→ **INSTRUCTION**
From the listing below, pull out the lines that hold "Admissions".
+--
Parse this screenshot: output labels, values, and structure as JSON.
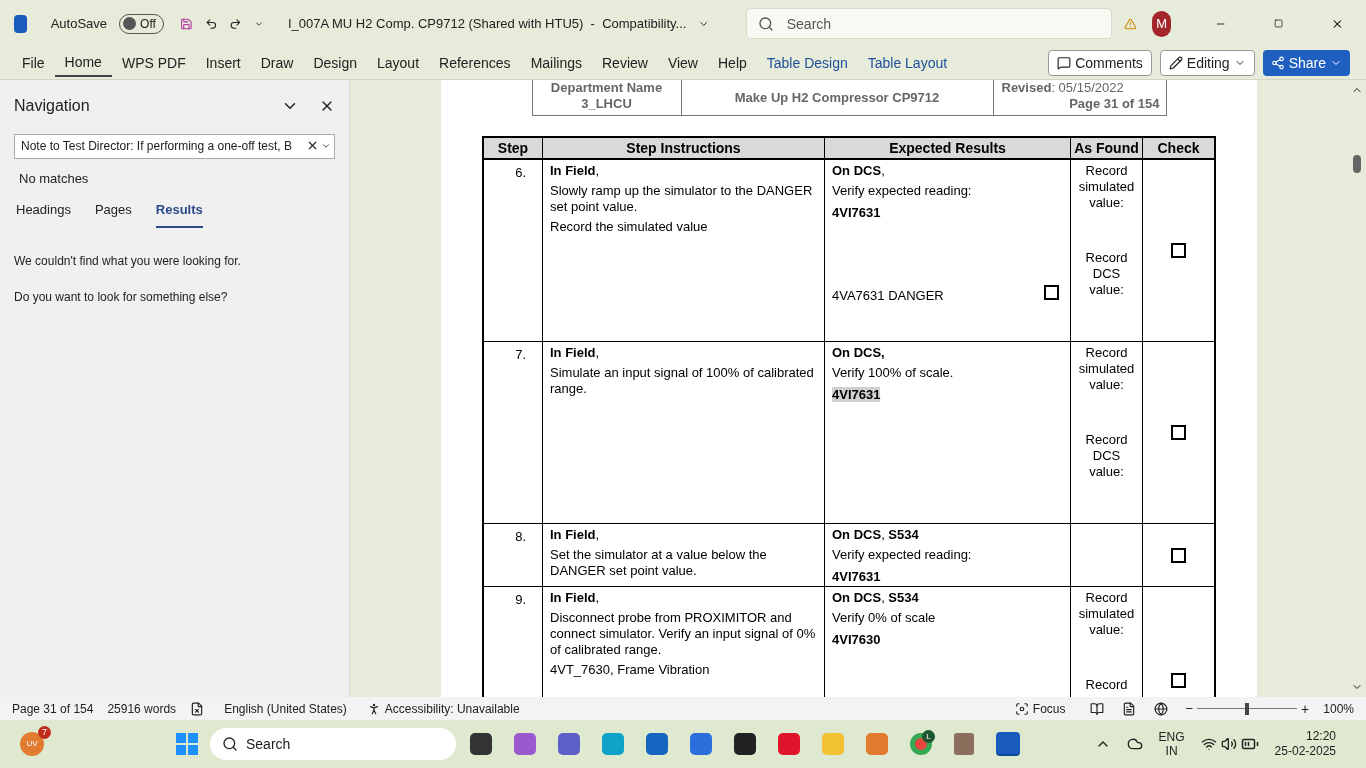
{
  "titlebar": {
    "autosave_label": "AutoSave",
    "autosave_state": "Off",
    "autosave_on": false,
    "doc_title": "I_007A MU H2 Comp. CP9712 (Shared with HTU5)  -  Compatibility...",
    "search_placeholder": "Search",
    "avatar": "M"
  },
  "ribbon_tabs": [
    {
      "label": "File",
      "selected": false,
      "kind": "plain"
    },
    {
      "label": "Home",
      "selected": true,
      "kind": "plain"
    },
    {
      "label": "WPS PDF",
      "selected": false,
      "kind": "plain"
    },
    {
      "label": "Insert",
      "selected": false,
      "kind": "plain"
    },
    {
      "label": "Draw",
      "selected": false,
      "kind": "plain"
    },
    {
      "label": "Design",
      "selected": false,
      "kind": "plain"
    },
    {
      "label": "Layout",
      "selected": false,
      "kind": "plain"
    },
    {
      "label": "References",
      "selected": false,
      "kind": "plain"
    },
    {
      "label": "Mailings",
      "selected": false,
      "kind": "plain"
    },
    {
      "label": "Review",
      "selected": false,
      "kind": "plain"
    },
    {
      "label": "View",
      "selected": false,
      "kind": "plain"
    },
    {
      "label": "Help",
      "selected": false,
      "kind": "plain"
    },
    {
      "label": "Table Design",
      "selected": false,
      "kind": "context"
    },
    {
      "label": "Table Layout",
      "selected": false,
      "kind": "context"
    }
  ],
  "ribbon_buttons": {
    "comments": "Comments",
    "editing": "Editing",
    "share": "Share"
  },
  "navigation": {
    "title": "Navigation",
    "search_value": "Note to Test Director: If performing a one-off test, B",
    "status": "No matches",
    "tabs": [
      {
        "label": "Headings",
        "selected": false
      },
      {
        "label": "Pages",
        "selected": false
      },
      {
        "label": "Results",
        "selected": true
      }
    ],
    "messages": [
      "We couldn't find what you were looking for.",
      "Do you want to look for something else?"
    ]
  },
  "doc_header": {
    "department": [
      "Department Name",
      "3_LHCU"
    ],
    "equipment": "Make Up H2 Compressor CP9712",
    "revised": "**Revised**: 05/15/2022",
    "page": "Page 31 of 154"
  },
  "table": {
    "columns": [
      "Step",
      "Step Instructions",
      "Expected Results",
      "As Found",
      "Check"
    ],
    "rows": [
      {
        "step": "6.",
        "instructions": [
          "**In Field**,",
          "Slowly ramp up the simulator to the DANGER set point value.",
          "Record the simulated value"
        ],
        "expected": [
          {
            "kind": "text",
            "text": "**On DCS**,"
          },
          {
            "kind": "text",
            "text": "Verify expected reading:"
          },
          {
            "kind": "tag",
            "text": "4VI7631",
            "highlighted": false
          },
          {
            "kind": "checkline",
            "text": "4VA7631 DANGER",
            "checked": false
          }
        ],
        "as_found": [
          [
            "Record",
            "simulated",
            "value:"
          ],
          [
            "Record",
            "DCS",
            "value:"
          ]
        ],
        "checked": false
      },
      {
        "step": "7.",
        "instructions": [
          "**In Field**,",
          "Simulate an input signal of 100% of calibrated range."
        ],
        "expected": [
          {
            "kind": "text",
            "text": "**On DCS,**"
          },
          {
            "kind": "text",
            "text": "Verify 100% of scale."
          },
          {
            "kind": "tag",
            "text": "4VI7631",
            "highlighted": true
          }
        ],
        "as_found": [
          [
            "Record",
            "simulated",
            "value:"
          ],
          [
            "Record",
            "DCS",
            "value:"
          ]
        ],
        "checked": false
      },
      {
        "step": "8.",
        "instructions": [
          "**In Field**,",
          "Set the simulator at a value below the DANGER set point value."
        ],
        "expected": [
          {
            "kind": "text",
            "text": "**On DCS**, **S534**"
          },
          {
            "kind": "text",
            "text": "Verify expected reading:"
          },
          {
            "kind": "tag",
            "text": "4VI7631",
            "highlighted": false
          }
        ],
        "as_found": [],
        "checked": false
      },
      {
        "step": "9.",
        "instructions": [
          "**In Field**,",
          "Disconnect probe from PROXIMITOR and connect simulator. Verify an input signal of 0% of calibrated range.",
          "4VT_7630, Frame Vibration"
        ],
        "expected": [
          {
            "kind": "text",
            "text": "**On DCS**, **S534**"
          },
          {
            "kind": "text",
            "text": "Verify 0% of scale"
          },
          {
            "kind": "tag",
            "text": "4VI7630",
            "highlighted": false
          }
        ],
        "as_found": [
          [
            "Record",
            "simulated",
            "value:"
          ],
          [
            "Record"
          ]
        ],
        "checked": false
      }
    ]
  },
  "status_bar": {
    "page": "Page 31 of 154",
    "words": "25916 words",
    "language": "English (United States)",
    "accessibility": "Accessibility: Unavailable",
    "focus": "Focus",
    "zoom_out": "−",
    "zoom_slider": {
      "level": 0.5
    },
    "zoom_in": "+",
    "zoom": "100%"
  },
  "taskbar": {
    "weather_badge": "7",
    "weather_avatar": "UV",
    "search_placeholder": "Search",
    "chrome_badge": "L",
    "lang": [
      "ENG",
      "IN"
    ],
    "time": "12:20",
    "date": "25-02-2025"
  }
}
+--
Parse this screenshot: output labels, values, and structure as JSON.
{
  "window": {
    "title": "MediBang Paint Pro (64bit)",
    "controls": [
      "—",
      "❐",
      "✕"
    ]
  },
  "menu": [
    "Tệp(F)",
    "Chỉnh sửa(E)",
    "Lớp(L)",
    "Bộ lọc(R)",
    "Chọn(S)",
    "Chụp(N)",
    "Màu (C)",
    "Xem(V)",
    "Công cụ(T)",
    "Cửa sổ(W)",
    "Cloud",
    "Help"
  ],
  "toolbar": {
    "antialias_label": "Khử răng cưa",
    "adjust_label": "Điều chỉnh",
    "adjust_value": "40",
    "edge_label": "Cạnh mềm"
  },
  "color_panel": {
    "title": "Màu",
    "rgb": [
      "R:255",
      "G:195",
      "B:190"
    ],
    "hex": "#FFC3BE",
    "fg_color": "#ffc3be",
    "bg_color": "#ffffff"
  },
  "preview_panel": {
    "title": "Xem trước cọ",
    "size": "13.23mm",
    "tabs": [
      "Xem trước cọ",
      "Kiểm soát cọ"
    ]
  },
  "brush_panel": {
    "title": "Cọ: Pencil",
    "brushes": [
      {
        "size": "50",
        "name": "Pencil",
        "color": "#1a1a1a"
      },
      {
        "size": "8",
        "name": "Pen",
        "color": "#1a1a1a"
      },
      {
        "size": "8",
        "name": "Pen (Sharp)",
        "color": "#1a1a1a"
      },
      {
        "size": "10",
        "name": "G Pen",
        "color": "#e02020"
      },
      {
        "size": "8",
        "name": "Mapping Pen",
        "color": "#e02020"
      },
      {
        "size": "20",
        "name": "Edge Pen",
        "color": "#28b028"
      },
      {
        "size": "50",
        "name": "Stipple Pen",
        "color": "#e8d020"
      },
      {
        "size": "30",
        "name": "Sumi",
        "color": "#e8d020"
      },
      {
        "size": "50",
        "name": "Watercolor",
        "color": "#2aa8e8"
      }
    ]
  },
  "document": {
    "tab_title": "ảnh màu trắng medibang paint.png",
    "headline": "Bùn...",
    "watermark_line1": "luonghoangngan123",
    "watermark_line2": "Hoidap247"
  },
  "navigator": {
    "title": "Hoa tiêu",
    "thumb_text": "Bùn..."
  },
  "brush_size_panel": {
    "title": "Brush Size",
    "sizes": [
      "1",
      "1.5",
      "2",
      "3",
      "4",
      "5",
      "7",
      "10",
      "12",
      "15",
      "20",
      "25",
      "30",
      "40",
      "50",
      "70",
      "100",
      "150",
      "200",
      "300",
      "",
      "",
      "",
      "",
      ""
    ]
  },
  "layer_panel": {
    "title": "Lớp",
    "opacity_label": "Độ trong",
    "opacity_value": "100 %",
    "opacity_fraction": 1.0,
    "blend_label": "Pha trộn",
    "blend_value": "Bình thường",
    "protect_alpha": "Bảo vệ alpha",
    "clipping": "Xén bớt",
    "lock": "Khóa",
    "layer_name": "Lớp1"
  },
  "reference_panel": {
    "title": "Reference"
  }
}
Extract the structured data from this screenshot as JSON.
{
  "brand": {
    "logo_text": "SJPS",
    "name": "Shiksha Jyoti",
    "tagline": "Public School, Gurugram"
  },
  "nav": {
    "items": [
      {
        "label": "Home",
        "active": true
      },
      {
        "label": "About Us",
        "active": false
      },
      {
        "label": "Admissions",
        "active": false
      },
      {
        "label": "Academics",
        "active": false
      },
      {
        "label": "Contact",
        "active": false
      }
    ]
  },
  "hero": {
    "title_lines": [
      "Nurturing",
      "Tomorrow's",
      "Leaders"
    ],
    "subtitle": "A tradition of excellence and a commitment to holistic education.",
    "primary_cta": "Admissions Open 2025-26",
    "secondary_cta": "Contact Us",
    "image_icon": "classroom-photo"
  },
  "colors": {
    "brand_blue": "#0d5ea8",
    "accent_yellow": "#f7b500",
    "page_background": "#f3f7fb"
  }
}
+--
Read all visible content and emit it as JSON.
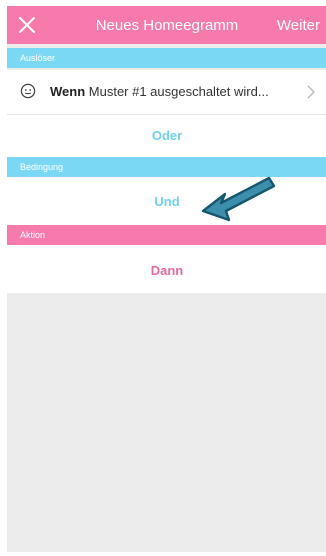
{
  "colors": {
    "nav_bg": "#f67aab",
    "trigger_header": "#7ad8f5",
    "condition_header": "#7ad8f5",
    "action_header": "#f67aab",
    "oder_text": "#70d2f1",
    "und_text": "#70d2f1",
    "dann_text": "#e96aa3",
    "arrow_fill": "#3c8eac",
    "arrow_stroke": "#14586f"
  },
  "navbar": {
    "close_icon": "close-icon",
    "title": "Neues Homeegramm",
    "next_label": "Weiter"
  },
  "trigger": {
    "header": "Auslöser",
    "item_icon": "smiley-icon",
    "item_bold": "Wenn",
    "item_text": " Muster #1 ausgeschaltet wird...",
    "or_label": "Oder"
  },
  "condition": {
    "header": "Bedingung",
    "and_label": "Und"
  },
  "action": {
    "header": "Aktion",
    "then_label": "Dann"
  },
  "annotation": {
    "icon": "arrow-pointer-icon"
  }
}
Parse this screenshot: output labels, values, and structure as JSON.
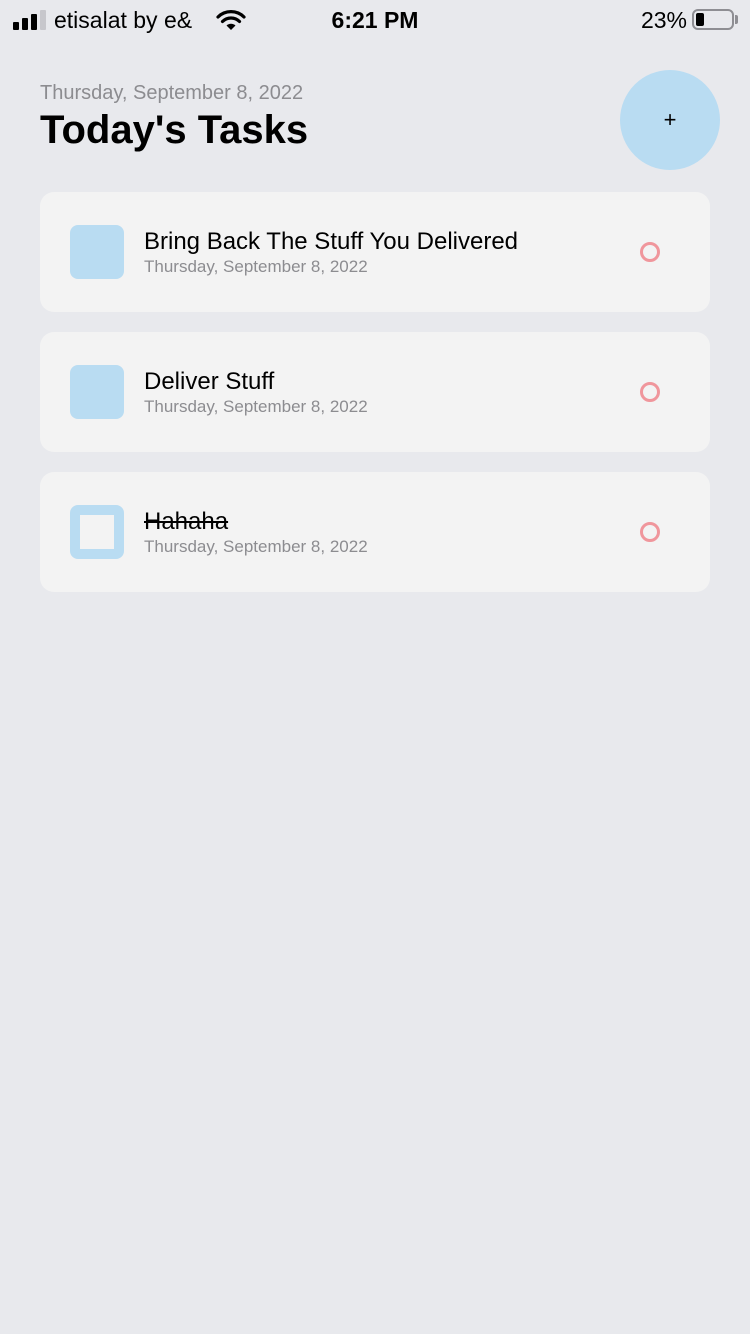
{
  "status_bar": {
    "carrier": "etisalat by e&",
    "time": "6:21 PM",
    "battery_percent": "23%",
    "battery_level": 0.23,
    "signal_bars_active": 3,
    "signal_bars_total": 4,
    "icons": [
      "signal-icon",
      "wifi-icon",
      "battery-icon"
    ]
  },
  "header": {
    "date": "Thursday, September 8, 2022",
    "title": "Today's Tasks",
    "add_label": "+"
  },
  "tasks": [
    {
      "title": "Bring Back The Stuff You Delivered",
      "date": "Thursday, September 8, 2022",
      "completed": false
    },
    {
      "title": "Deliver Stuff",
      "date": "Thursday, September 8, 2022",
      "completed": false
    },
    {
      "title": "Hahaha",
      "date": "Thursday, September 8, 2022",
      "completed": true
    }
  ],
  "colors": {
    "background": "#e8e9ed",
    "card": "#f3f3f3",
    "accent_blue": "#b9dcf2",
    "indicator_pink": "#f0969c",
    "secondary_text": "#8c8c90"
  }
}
+--
→ **ANSWER TO THE PROBLEM**
        "label": "Admissions",
    "primary_cta": "Admissions Open 2025-26",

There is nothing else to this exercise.